*The request*
Look through the data below. Pick out the lines holding the string "Collapse".

---+---

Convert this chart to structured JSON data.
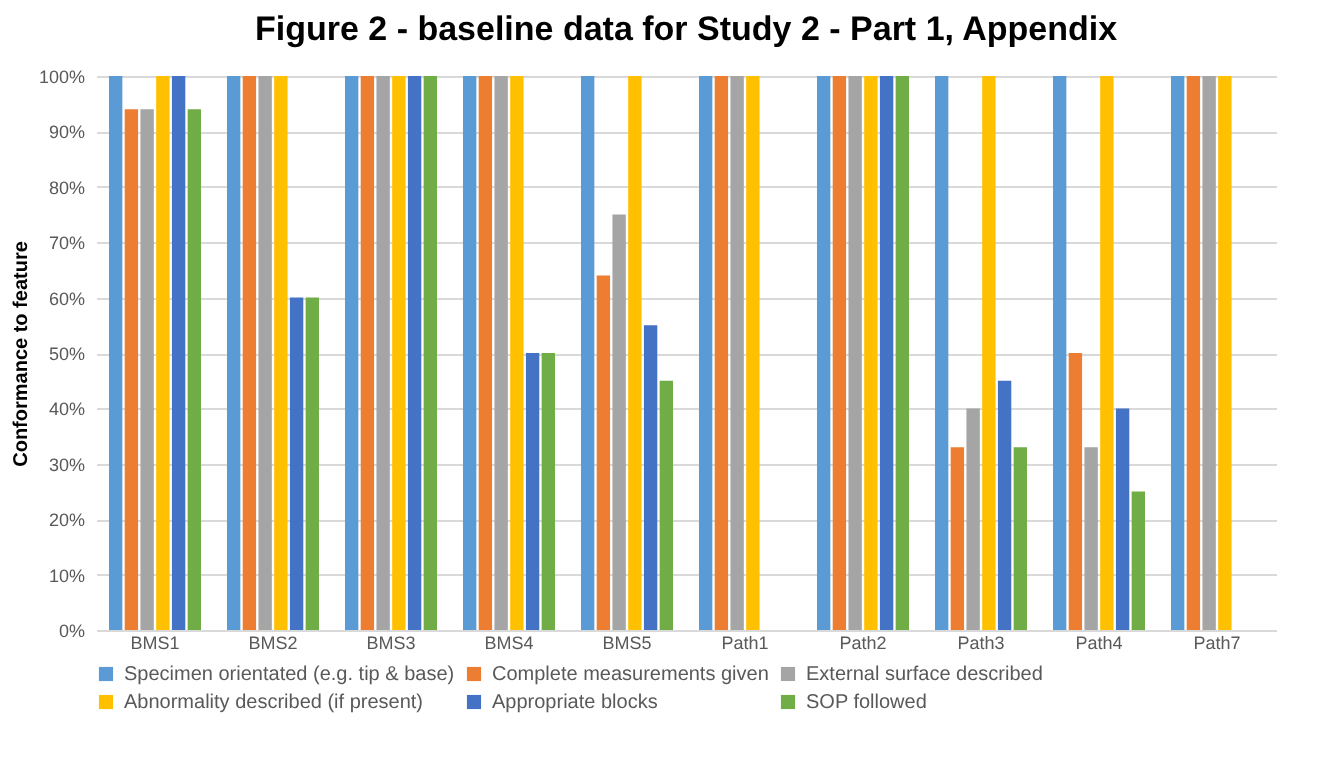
{
  "chart_data": {
    "type": "bar",
    "title": "Figure 2 - baseline data for Study 2 - Part 1, Appendix",
    "ylabel": "Conformance to feature",
    "categories": [
      "BMS1",
      "BMS2",
      "BMS3",
      "BMS4",
      "BMS5",
      "Path1",
      "Path2",
      "Path3",
      "Path4",
      "Path7"
    ],
    "series": [
      {
        "name": "Specimen orientated (e.g. tip & base)",
        "color": "#5b9bd5",
        "values": [
          100,
          100,
          100,
          100,
          100,
          100,
          100,
          100,
          100,
          100
        ]
      },
      {
        "name": "Complete measurements given",
        "color": "#ed7d31",
        "values": [
          94,
          100,
          100,
          100,
          64,
          100,
          100,
          33,
          50,
          100
        ]
      },
      {
        "name": "External surface described",
        "color": "#a5a5a5",
        "values": [
          94,
          100,
          100,
          100,
          75,
          100,
          100,
          40,
          33,
          100
        ]
      },
      {
        "name": "Abnormality described (if present)",
        "color": "#ffc000",
        "values": [
          100,
          100,
          100,
          100,
          100,
          100,
          100,
          100,
          100,
          100
        ]
      },
      {
        "name": "Appropriate blocks",
        "color": "#4472c4",
        "values": [
          100,
          60,
          100,
          50,
          55,
          null,
          100,
          45,
          40,
          null
        ]
      },
      {
        "name": "SOP followed",
        "color": "#70ad47",
        "values": [
          94,
          60,
          100,
          50,
          45,
          null,
          100,
          33,
          25,
          null
        ]
      }
    ],
    "ylim": [
      0,
      100
    ],
    "yticks": [
      {
        "value": 0,
        "label": "0%"
      },
      {
        "value": 10,
        "label": "10%"
      },
      {
        "value": 20,
        "label": "20%"
      },
      {
        "value": 30,
        "label": "30%"
      },
      {
        "value": 40,
        "label": "40%"
      },
      {
        "value": 50,
        "label": "50%"
      },
      {
        "value": 60,
        "label": "60%"
      },
      {
        "value": 70,
        "label": "70%"
      },
      {
        "value": 80,
        "label": "80%"
      },
      {
        "value": 90,
        "label": "90%"
      },
      {
        "value": 100,
        "label": "100%"
      }
    ],
    "grid": "y",
    "legend": "bottom"
  }
}
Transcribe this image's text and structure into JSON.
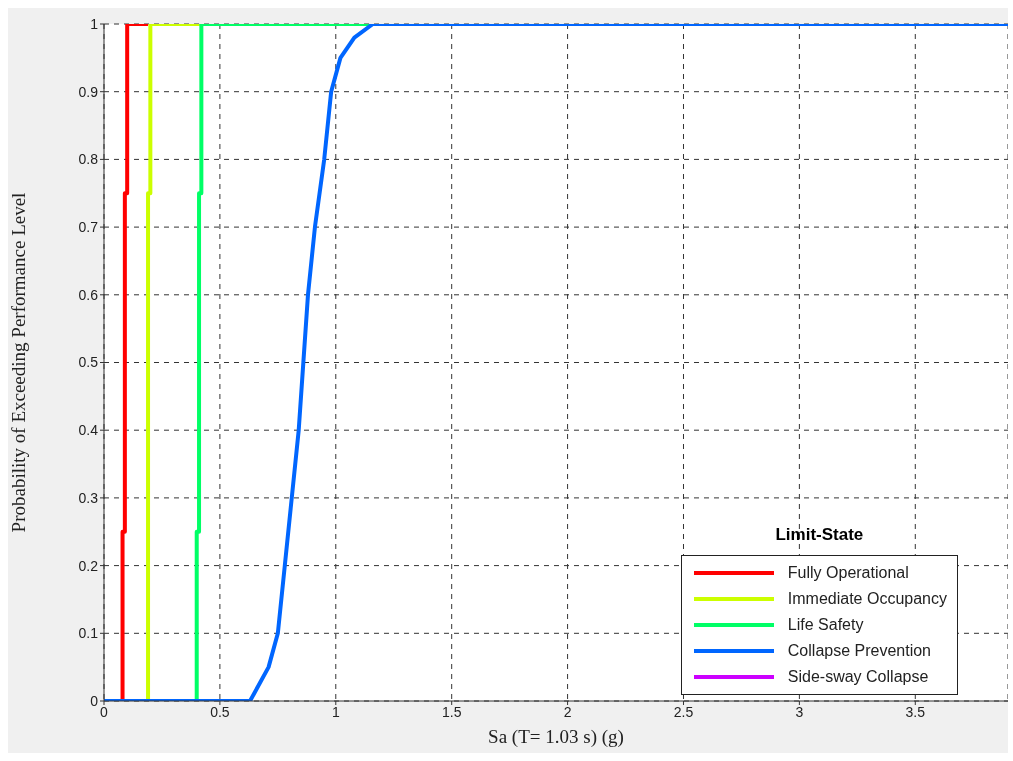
{
  "chart_data": {
    "type": "line",
    "xlabel": "Sa (T= 1.03 s) (g)",
    "ylabel": "Probability of Exceeding Performance Level",
    "legend_title": "Limit-State",
    "xlim": [
      0,
      3.9
    ],
    "xticks": [
      0,
      0.5,
      1,
      1.5,
      2,
      2.5,
      3,
      3.5
    ],
    "ylim": [
      0,
      1
    ],
    "yticks": [
      0,
      0.1,
      0.2,
      0.3,
      0.4,
      0.5,
      0.6,
      0.7,
      0.8,
      0.9,
      1
    ],
    "grid": true,
    "legend": "bottom right",
    "marker": "none",
    "line_style": "solid",
    "series": [
      {
        "name": "Fully Operational",
        "color": "#ff0000",
        "x": [
          0.08,
          0.08,
          0.09,
          0.09,
          0.1,
          0.1,
          0.19
        ],
        "values": [
          0,
          0.25,
          0.25,
          0.75,
          0.75,
          1,
          1
        ]
      },
      {
        "name": "Immediate Occupancy",
        "color": "#ccff00",
        "x": [
          0.19,
          0.19,
          0.19,
          0.19,
          0.2,
          0.2,
          0.42
        ],
        "values": [
          0,
          0.25,
          0.25,
          0.75,
          0.75,
          1,
          1
        ]
      },
      {
        "name": "Life Safety",
        "color": "#00ff66",
        "x": [
          0.4,
          0.4,
          0.41,
          0.41,
          0.42,
          0.42,
          1.16
        ],
        "values": [
          0,
          0.25,
          0.25,
          0.75,
          0.75,
          1,
          1
        ]
      },
      {
        "name": "Collapse Prevention",
        "color": "#0066ff",
        "x": [
          0,
          0.63,
          0.71,
          0.75,
          0.78,
          0.81,
          0.84,
          0.86,
          0.88,
          0.91,
          0.95,
          0.98,
          1.02,
          1.08,
          1.16,
          3.9
        ],
        "values": [
          0,
          0,
          0.05,
          0.1,
          0.2,
          0.3,
          0.4,
          0.5,
          0.6,
          0.7,
          0.8,
          0.9,
          0.95,
          0.98,
          1,
          1
        ]
      },
      {
        "name": "Side-sway Collapse",
        "color": "#cc00ff"
      }
    ]
  }
}
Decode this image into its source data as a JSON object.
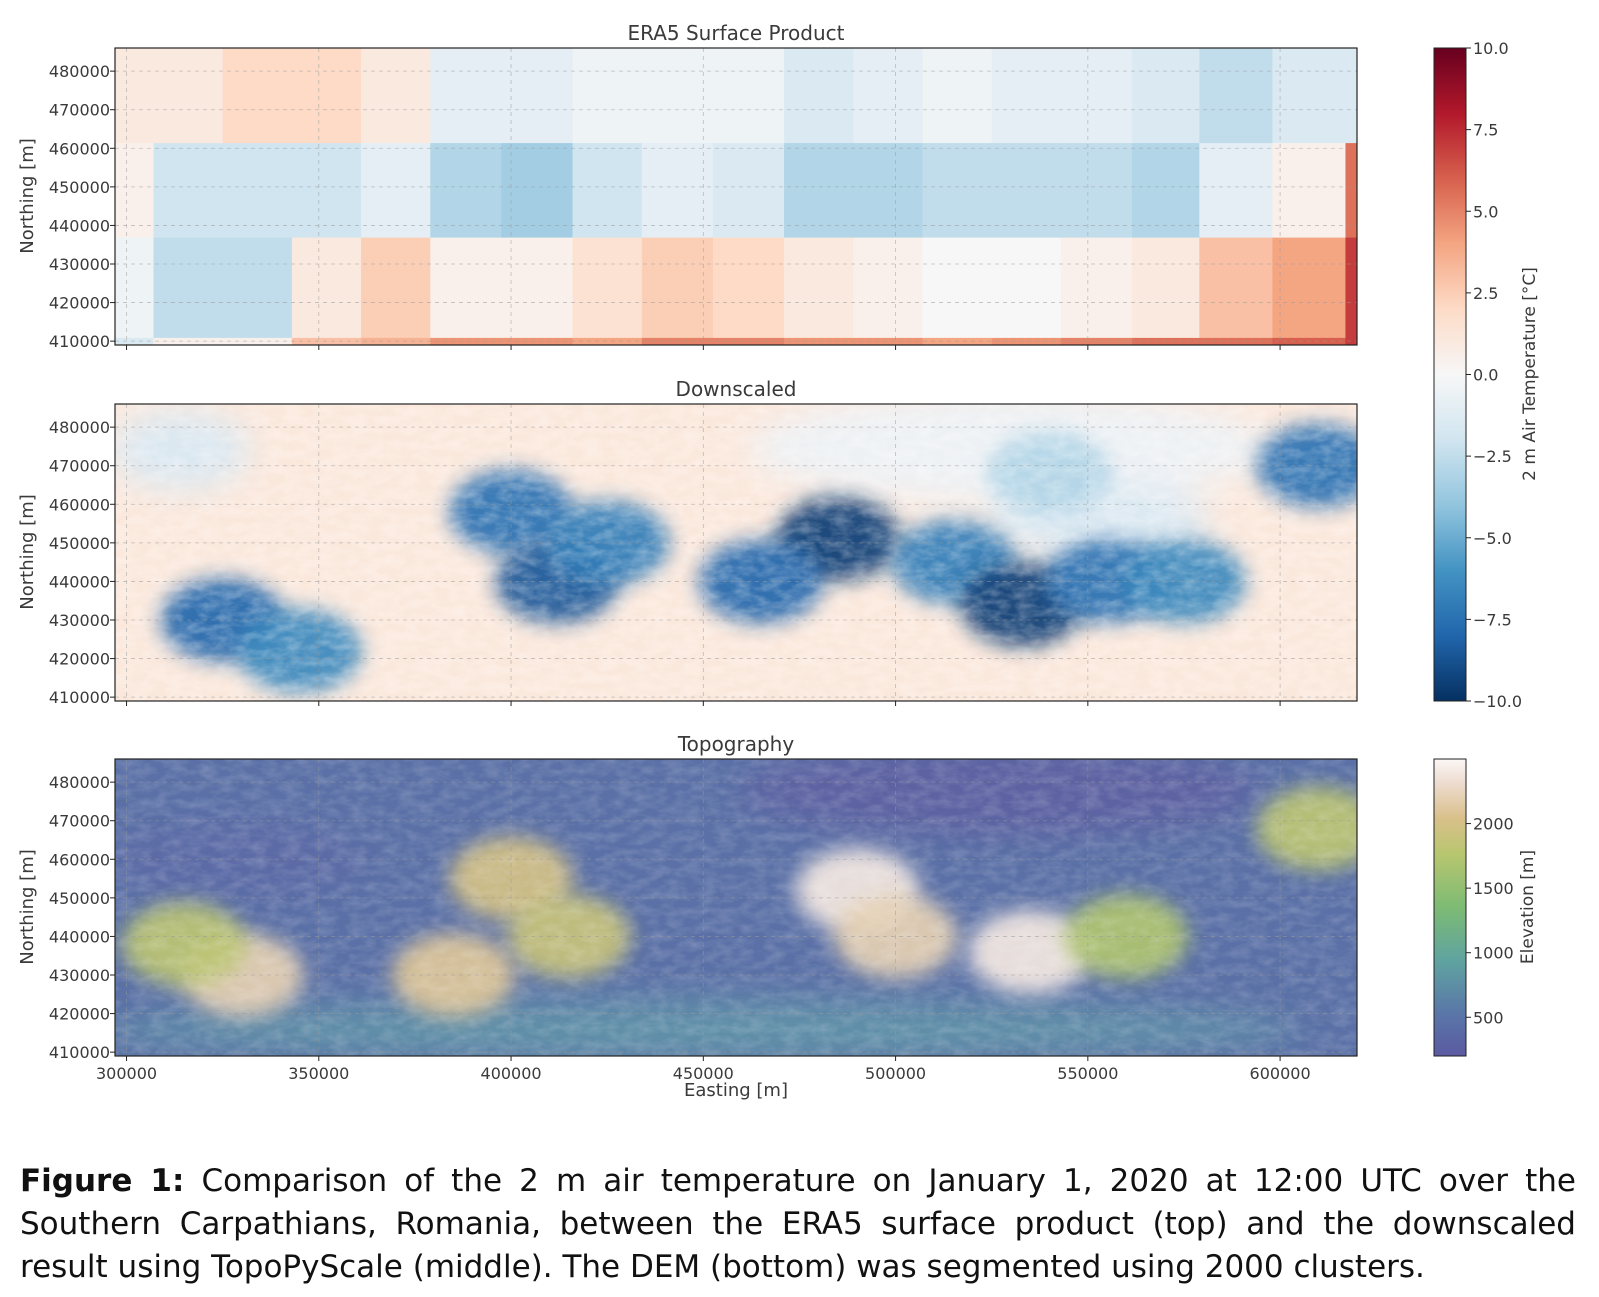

---+---

*The answer*
        "name": "Collapse Prevention",
        "name": "Side-sway Collapse",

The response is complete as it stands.